### Goal
Search the records for the word "Khảo" and pick out every line that has it.

>>>

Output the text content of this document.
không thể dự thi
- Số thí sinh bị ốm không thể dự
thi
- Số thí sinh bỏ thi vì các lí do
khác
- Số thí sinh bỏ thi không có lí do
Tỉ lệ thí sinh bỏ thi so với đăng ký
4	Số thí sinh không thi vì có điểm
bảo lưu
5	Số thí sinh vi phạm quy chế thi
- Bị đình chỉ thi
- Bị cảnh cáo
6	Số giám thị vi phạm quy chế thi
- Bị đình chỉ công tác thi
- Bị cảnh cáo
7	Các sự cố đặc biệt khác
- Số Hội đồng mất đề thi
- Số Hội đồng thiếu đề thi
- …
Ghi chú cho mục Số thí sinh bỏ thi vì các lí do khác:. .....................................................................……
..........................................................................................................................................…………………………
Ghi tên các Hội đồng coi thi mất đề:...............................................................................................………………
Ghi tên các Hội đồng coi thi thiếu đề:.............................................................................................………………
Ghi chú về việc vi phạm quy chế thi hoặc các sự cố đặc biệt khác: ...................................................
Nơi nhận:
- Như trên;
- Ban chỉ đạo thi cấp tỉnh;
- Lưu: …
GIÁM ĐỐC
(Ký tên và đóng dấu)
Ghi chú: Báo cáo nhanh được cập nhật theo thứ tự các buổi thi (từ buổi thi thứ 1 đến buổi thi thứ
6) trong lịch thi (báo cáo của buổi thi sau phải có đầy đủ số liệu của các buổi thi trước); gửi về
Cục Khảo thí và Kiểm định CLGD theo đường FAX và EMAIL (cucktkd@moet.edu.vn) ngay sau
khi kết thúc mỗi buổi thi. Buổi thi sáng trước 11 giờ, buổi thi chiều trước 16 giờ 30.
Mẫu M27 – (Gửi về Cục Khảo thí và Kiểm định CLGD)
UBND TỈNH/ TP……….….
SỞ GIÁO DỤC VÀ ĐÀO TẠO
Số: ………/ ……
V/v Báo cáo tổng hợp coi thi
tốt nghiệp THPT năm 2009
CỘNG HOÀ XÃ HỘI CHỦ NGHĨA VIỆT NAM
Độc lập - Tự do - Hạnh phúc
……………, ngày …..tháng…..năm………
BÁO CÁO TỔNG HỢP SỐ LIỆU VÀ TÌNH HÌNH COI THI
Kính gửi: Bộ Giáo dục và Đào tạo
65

<<<

### Final result
Cục Khảo thí và Kiểm định CLGD theo đường FAX và EMAIL (cucktkd@moet.edu.vn) ngay sau
Mẫu M27 – (Gửi về Cục Khảo thí và Kiểm định CLGD)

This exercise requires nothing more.